# Entries provided
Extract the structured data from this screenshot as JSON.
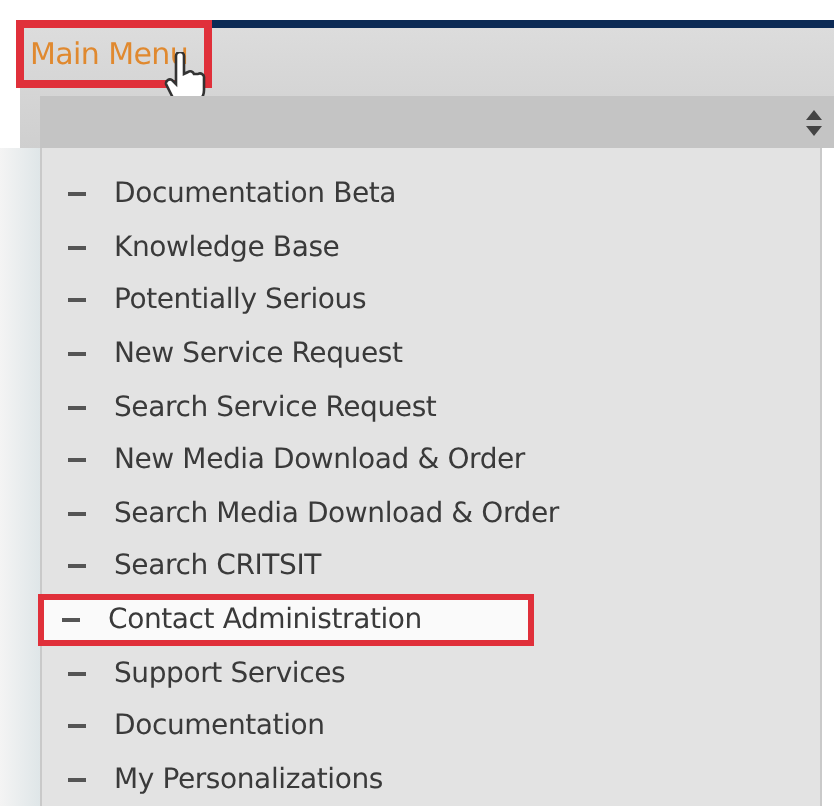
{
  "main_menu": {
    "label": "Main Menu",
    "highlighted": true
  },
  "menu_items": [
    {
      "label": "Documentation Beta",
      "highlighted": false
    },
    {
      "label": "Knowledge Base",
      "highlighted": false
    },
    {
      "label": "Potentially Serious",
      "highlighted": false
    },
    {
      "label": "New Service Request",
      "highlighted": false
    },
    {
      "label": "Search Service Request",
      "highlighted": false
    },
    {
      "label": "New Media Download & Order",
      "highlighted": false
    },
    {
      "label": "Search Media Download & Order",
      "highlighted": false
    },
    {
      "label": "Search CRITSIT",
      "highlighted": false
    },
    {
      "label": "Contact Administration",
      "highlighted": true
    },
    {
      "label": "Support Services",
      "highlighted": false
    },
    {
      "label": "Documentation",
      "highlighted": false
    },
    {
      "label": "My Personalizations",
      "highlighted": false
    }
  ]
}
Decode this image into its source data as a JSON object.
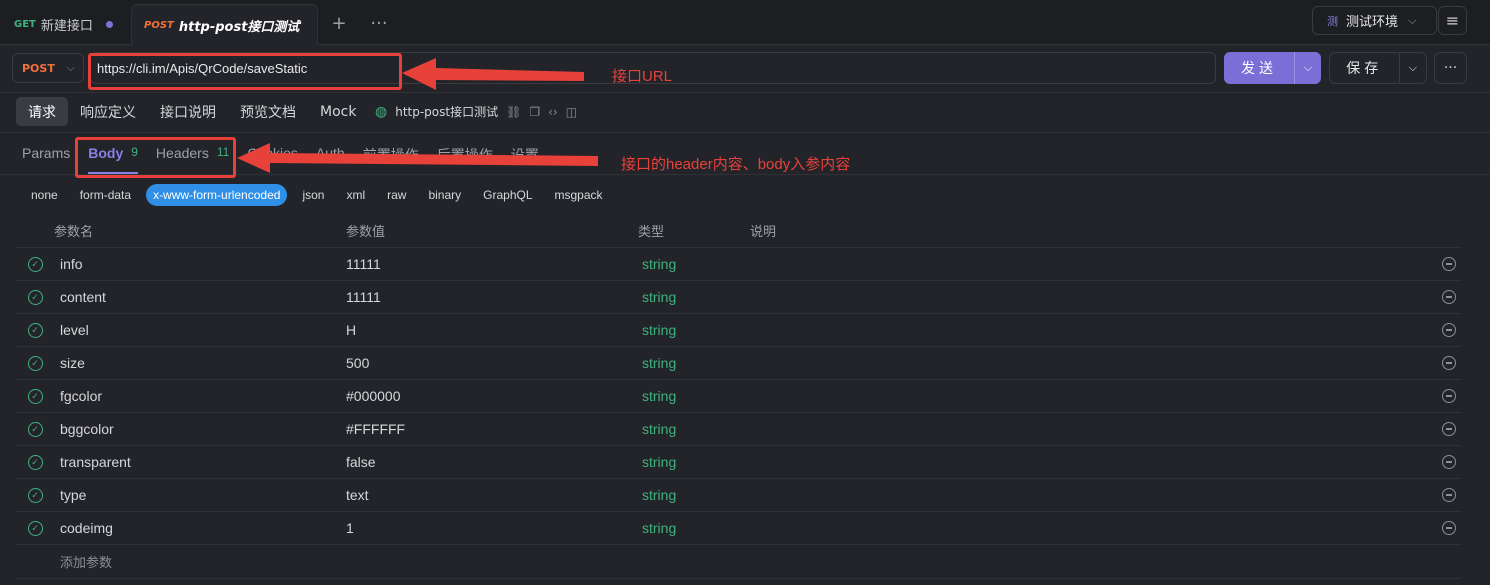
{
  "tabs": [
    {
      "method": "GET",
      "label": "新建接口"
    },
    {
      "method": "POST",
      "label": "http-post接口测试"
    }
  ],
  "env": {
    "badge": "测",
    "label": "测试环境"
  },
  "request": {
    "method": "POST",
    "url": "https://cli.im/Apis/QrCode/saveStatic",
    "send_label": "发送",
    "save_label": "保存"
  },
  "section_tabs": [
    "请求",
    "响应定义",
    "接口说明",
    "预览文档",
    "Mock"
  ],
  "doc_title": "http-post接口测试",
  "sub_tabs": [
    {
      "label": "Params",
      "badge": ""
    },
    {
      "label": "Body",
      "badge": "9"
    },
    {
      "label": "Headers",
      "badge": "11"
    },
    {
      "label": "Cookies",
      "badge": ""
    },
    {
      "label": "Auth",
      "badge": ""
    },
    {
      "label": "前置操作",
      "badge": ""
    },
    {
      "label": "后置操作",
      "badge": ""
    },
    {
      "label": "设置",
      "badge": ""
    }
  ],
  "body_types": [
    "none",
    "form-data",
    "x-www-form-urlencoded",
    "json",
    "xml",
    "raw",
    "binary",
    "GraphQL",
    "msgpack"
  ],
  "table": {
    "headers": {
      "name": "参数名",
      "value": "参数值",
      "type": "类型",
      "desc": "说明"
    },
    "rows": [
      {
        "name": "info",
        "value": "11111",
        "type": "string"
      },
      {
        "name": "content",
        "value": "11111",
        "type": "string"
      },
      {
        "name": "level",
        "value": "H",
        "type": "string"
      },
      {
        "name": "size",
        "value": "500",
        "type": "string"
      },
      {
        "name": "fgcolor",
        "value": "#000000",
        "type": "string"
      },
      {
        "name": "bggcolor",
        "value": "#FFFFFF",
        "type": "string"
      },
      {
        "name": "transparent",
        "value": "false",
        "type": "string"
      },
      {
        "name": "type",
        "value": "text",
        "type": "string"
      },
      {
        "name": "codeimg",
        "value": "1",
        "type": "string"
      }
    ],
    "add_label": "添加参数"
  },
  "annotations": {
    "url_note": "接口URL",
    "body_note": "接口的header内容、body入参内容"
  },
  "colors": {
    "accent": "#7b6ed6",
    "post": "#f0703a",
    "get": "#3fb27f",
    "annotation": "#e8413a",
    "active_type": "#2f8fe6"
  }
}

# What is being asked
From the entries, report each line that includes the word "data".

# Answer in full
Extract the structured data from this screenshot as JSON.
Decode this image into its source data as a JSON object.
    "form-data",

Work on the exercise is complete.